LISTING:
— BEGIN —

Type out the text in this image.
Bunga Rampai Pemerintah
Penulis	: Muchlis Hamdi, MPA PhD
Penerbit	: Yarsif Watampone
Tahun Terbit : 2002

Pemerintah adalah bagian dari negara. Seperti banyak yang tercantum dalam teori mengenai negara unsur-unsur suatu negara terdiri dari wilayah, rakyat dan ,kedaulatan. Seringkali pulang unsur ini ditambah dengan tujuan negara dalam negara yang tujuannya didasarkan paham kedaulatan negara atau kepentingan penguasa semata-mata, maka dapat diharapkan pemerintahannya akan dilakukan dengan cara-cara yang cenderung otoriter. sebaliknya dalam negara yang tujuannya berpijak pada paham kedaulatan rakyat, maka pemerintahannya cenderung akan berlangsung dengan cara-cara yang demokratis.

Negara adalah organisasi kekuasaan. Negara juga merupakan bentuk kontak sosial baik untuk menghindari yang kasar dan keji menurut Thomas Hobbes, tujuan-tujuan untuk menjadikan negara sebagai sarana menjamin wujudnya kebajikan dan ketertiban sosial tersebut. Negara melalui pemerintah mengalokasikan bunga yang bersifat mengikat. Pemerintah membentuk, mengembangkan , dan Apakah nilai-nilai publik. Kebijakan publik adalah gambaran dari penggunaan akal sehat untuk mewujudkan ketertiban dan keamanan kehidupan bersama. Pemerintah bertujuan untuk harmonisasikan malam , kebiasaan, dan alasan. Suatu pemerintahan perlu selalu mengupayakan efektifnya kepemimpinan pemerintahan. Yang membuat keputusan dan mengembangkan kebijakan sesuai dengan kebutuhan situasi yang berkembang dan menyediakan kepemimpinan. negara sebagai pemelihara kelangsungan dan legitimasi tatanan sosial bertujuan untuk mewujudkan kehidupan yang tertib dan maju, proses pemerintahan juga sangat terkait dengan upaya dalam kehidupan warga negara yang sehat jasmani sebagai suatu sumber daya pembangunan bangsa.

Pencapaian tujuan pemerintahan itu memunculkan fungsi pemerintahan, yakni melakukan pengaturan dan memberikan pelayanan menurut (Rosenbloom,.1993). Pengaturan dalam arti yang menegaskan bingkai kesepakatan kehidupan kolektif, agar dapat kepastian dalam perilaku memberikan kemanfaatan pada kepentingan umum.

— END —

REQUIRED TASK:
Copy out every entry again, exactly as it was given.

WRITTEN RESPONSE:
Type out the text in this image.
Bunga Rampai Pemerintah
Penulis	: Muchlis Hamdi, MPA PhD
Penerbit	: Yarsif Watampone
Tahun Terbit : 2002

Pemerintah adalah bagian dari negara. Seperti banyak yang tercantum dalam teori mengenai negara unsur-unsur suatu negara terdiri dari wilayah, rakyat dan ,kedaulatan. Seringkali pulang unsur ini ditambah dengan tujuan negara dalam negara yang tujuannya didasarkan paham kedaulatan negara atau kepentingan penguasa semata-mata, maka dapat diharapkan pemerintahannya akan dilakukan dengan cara-cara yang cenderung otoriter. sebaliknya dalam negara yang tujuannya berpijak pada paham kedaulatan rakyat, maka pemerintahannya cenderung akan berlangsung dengan cara-cara yang demokratis.

Negara adalah organisasi kekuasaan. Negara juga merupakan bentuk kontak sosial baik untuk menghindari yang kasar dan keji menurut Thomas Hobbes, tujuan-tujuan untuk menjadikan negara sebagai sarana menjamin wujudnya kebajikan dan ketertiban sosial tersebut. Negara melalui pemerintah mengalokasikan bunga yang bersifat mengikat. Pemerintah membentuk, mengembangkan , dan Apakah nilai-nilai publik. Kebijakan publik adalah gambaran dari penggunaan akal sehat untuk mewujudkan ketertiban dan keamanan kehidupan bersama. Pemerintah bertujuan untuk harmonisasikan malam , kebiasaan, dan alasan. Suatu pemerintahan perlu selalu mengupayakan efektifnya kepemimpinan pemerintahan. Yang membuat keputusan dan mengembangkan kebijakan sesuai dengan kebutuhan situasi yang berkembang dan menyediakan kepemimpinan. negara sebagai pemelihara kelangsungan dan legitimasi tatanan sosial bertujuan untuk mewujudkan kehidupan yang tertib dan maju, proses pemerintahan juga sangat terkait dengan upaya dalam kehidupan warga negara yang sehat jasmani sebagai suatu sumber daya pembangunan bangsa.

Pencapaian tujuan pemerintahan itu memunculkan fungsi pemerintahan, yakni melakukan pengaturan dan memberikan pelayanan menurut (Rosenbloom,.1993). Pengaturan dalam arti yang menegaskan bingkai kesepakatan kehidupan kolektif, agar dapat kepastian dalam perilaku memberikan kemanfaatan pada kepentingan umum.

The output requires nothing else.